● Tasks:
- a) In the circuit breaker documentation, what does the circuit breaker prevent, and how?
- b) Please give the part of the records that runs from their first line through the line containing "view-button[interactable]: VIEW xyxy=(1286,554,1328,575)" as a Markdown table with the columns Row and Line, leaving out blank lines.

CircuitBreakerState tracks the circuit breaker pattern state. The circuit breaker prevents cascading failures by stopping requests when the error rate exceeds a threshold.

func (*CircuitBreakerState) IsClosed

func (c *CircuitBreakerState) IsClosed() bool

IsClosed returns true if the circuit is in closed (normal) state.

func (*CircuitBreakerState) IsHalfOpen

func (c *CircuitBreakerState) IsHalfOpen() bool

IsHalfOpen returns true if the circuit is in half-open (testing) state.

func (*CircuitBreakerState) IsOpen

func (c *CircuitBreakerState) IsOpen() bool

IsOpen returns true if the circuit is open (failing fast).

type Config

type Config struct {
	// CircuitBreaker configures the circuit breaker pattern.
	CircuitBreaker CircuitBreakerConfig

	// RateLimiter configures the token bucket rate limiter.
	RateLimiter RateLimiterConfig

	// Bulkhead configures concurrent request limiting.
	Bulkhead BulkheadConfig
}

Config holds configuration for all resilience primitives.

func DefaultConfig

func DefaultConfig() *Config

DefaultConfig returns a Config with sensible defaults for the Basecamp API.

func (*Config) WithBulkhead

func (c *Config) WithBulkhead(bh BulkheadConfig) *Config

WithBulkhead returns a copy of the config with custom bulkhead settings.

Excerpt from a dataset
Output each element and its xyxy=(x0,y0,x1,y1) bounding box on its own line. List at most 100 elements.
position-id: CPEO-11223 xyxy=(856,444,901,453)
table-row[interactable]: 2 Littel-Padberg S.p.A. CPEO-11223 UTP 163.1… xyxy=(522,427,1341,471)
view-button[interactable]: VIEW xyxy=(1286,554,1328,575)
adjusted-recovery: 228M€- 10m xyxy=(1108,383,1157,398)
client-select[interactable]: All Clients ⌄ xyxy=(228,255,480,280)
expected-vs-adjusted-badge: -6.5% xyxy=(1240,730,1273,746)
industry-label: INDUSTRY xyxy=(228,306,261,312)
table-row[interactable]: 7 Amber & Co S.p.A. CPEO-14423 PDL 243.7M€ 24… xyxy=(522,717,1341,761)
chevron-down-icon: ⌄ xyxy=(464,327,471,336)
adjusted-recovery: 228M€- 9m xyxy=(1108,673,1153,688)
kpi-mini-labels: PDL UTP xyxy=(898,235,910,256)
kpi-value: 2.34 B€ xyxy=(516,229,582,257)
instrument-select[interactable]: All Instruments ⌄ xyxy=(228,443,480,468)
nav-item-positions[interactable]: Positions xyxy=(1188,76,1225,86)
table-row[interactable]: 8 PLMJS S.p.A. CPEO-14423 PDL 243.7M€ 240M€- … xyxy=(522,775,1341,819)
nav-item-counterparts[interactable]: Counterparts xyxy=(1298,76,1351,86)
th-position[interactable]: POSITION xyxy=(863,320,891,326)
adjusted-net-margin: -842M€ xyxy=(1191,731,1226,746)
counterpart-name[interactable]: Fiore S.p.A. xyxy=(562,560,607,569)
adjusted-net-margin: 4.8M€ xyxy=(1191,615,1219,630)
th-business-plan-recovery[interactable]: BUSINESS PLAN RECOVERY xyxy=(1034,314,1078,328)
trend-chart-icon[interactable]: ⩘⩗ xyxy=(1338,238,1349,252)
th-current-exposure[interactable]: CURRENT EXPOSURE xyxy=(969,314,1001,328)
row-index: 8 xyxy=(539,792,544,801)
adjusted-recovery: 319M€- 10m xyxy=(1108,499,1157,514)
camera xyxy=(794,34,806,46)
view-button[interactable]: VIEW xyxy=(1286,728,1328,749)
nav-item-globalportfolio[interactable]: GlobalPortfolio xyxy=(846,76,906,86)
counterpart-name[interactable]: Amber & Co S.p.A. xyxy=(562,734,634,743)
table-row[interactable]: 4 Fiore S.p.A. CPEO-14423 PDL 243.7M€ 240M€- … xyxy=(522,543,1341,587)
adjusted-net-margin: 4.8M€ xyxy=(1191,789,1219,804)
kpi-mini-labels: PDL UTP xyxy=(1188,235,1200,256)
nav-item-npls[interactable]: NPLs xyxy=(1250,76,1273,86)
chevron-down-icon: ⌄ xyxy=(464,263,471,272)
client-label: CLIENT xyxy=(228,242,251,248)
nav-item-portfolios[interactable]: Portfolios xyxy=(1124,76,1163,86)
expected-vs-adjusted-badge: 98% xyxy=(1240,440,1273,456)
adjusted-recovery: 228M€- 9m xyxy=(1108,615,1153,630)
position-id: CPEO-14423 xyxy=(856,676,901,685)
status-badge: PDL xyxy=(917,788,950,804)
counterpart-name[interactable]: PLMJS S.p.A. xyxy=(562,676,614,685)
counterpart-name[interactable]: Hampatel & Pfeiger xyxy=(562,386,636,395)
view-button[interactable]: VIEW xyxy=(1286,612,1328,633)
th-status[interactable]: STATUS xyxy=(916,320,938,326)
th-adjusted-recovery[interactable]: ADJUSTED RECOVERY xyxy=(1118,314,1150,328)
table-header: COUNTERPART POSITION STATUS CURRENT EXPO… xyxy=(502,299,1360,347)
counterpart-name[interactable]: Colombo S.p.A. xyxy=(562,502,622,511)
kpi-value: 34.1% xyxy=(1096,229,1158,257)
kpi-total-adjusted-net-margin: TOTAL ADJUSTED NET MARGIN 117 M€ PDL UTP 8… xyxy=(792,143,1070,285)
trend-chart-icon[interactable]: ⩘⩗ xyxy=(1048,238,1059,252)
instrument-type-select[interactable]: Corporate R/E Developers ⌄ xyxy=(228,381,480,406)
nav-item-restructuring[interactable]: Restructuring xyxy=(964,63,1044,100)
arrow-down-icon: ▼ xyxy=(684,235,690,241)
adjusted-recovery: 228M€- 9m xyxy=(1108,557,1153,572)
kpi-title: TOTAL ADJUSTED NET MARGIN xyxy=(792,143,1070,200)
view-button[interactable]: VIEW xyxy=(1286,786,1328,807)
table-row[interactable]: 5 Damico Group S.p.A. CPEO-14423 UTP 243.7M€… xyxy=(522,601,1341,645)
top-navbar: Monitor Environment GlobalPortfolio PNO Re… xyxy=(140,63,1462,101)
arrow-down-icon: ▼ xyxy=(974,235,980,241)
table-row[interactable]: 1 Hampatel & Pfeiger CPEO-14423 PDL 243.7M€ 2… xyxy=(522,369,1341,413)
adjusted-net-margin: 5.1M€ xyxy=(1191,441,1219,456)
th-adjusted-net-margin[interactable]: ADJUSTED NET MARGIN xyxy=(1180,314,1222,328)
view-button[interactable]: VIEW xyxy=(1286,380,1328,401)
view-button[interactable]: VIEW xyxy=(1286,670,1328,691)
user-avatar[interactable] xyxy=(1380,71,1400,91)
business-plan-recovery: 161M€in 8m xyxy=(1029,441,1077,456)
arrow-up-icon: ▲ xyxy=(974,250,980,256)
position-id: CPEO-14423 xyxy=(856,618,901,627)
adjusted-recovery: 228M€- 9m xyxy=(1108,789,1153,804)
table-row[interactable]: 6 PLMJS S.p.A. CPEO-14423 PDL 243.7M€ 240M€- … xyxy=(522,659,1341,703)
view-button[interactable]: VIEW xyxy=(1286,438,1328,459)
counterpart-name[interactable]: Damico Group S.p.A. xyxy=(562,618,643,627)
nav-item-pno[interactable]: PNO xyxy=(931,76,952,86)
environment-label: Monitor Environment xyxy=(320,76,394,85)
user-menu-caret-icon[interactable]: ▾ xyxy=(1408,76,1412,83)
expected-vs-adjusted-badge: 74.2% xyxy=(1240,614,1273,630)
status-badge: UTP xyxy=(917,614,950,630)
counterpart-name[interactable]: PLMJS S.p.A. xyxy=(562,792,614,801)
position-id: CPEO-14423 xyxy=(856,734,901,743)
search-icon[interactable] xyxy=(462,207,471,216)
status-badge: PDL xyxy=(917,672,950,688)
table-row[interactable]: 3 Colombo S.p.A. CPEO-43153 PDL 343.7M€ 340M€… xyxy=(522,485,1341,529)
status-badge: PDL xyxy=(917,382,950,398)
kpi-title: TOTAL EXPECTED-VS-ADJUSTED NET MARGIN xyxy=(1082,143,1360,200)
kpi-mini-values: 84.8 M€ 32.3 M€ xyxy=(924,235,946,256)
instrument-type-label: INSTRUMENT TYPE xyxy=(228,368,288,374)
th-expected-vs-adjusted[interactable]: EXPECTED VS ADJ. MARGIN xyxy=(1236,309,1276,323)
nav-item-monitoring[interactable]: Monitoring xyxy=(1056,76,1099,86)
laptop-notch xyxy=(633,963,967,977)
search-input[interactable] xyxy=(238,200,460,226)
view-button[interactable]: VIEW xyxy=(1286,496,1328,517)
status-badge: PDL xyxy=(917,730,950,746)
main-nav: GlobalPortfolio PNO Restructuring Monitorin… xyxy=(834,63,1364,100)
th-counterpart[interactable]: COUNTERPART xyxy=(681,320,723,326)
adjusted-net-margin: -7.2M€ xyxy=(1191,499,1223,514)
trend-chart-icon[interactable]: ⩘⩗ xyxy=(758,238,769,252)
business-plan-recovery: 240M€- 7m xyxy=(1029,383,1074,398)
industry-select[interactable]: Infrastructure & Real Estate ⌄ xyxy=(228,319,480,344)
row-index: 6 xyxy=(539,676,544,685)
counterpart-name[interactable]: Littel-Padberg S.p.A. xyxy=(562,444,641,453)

● Answers given:
- a) It prevents cascading failures by stopping requests when the error rate exceeds a threshold.

- b)
| Row | Line |
|---|---|
| 1 | Output each element and its xyxy=(x0,y0,x1,y1) bounding box on its own line. List at most 100 elements. |
| 2 | position-id: CPEO-11223 xyxy=(856,444,901,453) |
| 3 | table-row[interactable]: 2 Littel-Padberg S.p.A. CPEO-11223 UTP 163.1… xyxy=(522,427,1341,471) |
| 4 | view-button[interactable]: VIEW xyxy=(1286,554,1328,575) |